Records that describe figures
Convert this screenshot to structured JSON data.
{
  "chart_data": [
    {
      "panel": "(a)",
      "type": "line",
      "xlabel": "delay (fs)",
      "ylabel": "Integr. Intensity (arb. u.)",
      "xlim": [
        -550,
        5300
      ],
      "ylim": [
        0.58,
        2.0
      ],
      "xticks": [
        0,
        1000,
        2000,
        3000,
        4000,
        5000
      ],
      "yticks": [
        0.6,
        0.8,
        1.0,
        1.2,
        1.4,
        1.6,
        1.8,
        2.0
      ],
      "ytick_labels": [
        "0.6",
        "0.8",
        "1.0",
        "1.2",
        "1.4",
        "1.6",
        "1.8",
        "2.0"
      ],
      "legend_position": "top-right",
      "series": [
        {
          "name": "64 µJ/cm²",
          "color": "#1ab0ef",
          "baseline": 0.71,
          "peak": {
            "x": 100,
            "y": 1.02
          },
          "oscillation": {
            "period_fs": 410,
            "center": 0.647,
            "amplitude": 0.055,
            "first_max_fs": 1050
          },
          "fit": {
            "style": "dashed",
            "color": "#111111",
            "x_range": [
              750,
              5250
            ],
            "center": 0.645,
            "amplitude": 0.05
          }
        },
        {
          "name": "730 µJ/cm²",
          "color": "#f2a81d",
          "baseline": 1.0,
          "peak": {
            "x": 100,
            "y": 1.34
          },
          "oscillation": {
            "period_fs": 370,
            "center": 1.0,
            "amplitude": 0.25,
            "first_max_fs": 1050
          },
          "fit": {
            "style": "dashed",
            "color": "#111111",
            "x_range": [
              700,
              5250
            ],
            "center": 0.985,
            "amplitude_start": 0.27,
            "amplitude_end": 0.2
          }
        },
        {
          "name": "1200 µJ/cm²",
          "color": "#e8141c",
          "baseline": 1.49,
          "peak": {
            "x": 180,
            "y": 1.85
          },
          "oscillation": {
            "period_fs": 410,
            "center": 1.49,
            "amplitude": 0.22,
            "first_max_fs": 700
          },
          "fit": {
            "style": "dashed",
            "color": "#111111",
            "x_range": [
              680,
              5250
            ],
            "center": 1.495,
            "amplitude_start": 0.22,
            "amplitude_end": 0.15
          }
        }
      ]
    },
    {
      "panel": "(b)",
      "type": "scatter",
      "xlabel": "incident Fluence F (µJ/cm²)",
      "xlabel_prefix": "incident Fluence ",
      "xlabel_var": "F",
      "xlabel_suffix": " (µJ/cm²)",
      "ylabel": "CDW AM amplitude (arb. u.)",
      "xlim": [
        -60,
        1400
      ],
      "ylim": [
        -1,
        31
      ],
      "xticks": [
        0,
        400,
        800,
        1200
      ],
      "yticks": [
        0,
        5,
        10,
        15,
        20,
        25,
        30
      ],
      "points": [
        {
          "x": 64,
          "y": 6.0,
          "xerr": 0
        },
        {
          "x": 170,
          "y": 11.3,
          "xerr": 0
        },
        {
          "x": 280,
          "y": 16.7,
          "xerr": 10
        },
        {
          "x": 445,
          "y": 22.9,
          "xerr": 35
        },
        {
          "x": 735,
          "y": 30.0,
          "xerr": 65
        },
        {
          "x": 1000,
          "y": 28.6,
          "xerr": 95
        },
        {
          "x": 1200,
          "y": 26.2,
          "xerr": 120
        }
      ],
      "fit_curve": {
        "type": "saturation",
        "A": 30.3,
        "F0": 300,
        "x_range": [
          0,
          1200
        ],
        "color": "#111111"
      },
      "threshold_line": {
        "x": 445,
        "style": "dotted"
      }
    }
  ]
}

* _Exercise brief_
Extract the listing in its entirety and repeat it exactly.

* _Answer to this task_
Convert this screenshot to structured JSON data.
{
  "chart_data": [
    {
      "panel": "(a)",
      "type": "line",
      "xlabel": "delay (fs)",
      "ylabel": "Integr. Intensity (arb. u.)",
      "xlim": [
        -550,
        5300
      ],
      "ylim": [
        0.58,
        2.0
      ],
      "xticks": [
        0,
        1000,
        2000,
        3000,
        4000,
        5000
      ],
      "yticks": [
        0.6,
        0.8,
        1.0,
        1.2,
        1.4,
        1.6,
        1.8,
        2.0
      ],
      "ytick_labels": [
        "0.6",
        "0.8",
        "1.0",
        "1.2",
        "1.4",
        "1.6",
        "1.8",
        "2.0"
      ],
      "legend_position": "top-right",
      "series": [
        {
          "name": "64 µJ/cm²",
          "color": "#1ab0ef",
          "baseline": 0.71,
          "peak": {
            "x": 100,
            "y": 1.02
          },
          "oscillation": {
            "period_fs": 410,
            "center": 0.647,
            "amplitude": 0.055,
            "first_max_fs": 1050
          },
          "fit": {
            "style": "dashed",
            "color": "#111111",
            "x_range": [
              750,
              5250
            ],
            "center": 0.645,
            "amplitude": 0.05
          }
        },
        {
          "name": "730 µJ/cm²",
          "color": "#f2a81d",
          "baseline": 1.0,
          "peak": {
            "x": 100,
            "y": 1.34
          },
          "oscillation": {
            "period_fs": 370,
            "center": 1.0,
            "amplitude": 0.25,
            "first_max_fs": 1050
          },
          "fit": {
            "style": "dashed",
            "color": "#111111",
            "x_range": [
              700,
              5250
            ],
            "center": 0.985,
            "amplitude_start": 0.27,
            "amplitude_end": 0.2
          }
        },
        {
          "name": "1200 µJ/cm²",
          "color": "#e8141c",
          "baseline": 1.49,
          "peak": {
            "x": 180,
            "y": 1.85
          },
          "oscillation": {
            "period_fs": 410,
            "center": 1.49,
            "amplitude": 0.22,
            "first_max_fs": 700
          },
          "fit": {
            "style": "dashed",
            "color": "#111111",
            "x_range": [
              680,
              5250
            ],
            "center": 1.495,
            "amplitude_start": 0.22,
            "amplitude_end": 0.15
          }
        }
      ]
    },
    {
      "panel": "(b)",
      "type": "scatter",
      "xlabel": "incident Fluence F (µJ/cm²)",
      "xlabel_prefix": "incident Fluence ",
      "xlabel_var": "F",
      "xlabel_suffix": " (µJ/cm²)",
      "ylabel": "CDW AM amplitude (arb. u.)",
      "xlim": [
        -60,
        1400
      ],
      "ylim": [
        -1,
        31
      ],
      "xticks": [
        0,
        400,
        800,
        1200
      ],
      "yticks": [
        0,
        5,
        10,
        15,
        20,
        25,
        30
      ],
      "points": [
        {
          "x": 64,
          "y": 6.0,
          "xerr": 0
        },
        {
          "x": 170,
          "y": 11.3,
          "xerr": 0
        },
        {
          "x": 280,
          "y": 16.7,
          "xerr": 10
        },
        {
          "x": 445,
          "y": 22.9,
          "xerr": 35
        },
        {
          "x": 735,
          "y": 30.0,
          "xerr": 65
        },
        {
          "x": 1000,
          "y": 28.6,
          "xerr": 95
        },
        {
          "x": 1200,
          "y": 26.2,
          "xerr": 120
        }
      ],
      "fit_curve": {
        "type": "saturation",
        "A": 30.3,
        "F0": 300,
        "x_range": [
          0,
          1200
        ],
        "color": "#111111"
      },
      "threshold_line": {
        "x": 445,
        "style": "dotted"
      }
    }
  ]
}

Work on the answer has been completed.